◆ **EXERCISE AIM**
From the entries below, report how many lines contain the string "szosą". Give only that number.

────────────────────────────────────────

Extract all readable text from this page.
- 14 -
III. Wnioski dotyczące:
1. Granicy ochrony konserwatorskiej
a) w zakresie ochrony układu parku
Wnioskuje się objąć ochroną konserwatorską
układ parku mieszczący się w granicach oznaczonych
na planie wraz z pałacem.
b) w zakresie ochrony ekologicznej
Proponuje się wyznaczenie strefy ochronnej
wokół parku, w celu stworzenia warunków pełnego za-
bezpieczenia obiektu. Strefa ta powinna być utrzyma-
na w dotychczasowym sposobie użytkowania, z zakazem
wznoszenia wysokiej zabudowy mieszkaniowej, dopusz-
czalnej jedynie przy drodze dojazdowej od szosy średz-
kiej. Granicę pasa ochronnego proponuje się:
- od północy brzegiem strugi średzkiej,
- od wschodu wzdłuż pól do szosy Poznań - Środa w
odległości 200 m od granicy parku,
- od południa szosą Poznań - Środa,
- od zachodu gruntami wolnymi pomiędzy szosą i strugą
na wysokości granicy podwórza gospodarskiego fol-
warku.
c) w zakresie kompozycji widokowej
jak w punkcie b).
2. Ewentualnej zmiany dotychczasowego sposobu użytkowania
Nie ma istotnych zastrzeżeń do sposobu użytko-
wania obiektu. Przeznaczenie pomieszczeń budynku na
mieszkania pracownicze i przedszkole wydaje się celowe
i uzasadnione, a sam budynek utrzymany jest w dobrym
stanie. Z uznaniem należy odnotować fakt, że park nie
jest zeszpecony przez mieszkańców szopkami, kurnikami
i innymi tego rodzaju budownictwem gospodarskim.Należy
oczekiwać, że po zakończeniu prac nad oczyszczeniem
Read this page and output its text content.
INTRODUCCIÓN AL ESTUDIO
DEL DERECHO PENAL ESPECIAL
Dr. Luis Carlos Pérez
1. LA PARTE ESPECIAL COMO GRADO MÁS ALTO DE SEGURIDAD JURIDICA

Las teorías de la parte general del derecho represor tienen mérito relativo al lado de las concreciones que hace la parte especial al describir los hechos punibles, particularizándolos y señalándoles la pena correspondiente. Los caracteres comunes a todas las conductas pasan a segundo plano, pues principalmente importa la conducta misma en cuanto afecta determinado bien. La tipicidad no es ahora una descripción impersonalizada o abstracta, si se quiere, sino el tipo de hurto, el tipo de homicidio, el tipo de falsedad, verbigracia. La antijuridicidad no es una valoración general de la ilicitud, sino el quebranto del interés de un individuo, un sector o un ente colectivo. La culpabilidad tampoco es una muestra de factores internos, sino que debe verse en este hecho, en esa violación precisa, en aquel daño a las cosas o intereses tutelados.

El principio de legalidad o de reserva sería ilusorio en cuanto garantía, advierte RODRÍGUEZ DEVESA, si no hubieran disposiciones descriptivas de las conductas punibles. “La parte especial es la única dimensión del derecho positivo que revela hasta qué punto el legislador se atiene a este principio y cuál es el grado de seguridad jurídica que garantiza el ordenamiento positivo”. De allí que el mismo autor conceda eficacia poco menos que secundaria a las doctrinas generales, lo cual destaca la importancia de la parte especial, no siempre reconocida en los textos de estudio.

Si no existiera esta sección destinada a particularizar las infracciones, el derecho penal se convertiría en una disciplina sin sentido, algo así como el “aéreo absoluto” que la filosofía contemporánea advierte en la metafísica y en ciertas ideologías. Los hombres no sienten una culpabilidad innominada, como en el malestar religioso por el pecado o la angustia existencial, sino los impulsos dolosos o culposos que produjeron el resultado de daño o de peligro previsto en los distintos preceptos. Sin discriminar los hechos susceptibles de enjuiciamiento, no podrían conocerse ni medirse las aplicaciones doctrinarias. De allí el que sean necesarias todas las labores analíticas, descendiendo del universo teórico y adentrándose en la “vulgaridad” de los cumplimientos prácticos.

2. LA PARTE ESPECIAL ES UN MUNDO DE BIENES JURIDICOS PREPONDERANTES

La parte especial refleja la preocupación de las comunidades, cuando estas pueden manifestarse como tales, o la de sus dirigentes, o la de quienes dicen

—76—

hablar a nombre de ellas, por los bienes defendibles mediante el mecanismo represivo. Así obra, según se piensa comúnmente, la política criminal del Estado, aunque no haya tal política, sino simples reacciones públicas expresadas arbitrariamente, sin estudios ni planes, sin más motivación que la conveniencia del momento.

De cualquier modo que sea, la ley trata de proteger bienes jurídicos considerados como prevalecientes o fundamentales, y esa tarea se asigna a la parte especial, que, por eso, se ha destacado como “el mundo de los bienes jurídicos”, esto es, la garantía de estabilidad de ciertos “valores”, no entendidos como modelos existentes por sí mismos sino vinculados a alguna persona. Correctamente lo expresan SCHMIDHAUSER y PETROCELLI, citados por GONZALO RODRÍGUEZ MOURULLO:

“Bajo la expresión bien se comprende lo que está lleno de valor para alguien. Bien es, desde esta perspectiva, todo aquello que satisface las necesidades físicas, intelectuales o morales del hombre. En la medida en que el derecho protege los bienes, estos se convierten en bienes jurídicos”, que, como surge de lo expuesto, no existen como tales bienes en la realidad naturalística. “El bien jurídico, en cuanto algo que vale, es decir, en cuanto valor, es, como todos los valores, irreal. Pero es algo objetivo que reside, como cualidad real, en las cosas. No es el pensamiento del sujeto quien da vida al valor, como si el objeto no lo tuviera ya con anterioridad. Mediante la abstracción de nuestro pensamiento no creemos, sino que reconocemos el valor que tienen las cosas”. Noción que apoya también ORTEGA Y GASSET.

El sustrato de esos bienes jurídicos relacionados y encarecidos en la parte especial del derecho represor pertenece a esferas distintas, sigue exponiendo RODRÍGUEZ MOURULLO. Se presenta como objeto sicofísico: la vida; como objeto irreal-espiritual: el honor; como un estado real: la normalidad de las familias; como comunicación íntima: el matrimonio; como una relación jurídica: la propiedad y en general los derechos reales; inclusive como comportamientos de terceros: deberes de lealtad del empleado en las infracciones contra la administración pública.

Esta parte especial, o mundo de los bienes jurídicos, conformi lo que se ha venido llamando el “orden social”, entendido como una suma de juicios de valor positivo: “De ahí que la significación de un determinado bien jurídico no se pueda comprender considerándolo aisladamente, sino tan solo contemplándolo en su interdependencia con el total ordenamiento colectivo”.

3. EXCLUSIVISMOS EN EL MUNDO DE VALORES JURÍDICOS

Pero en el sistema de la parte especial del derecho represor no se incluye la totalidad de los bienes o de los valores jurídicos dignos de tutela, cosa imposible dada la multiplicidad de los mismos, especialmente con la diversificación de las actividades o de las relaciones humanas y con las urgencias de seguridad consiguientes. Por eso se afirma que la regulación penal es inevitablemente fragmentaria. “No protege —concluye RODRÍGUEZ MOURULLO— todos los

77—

────────────────────────────────────────

◆ **FINISHED ANSWER**
2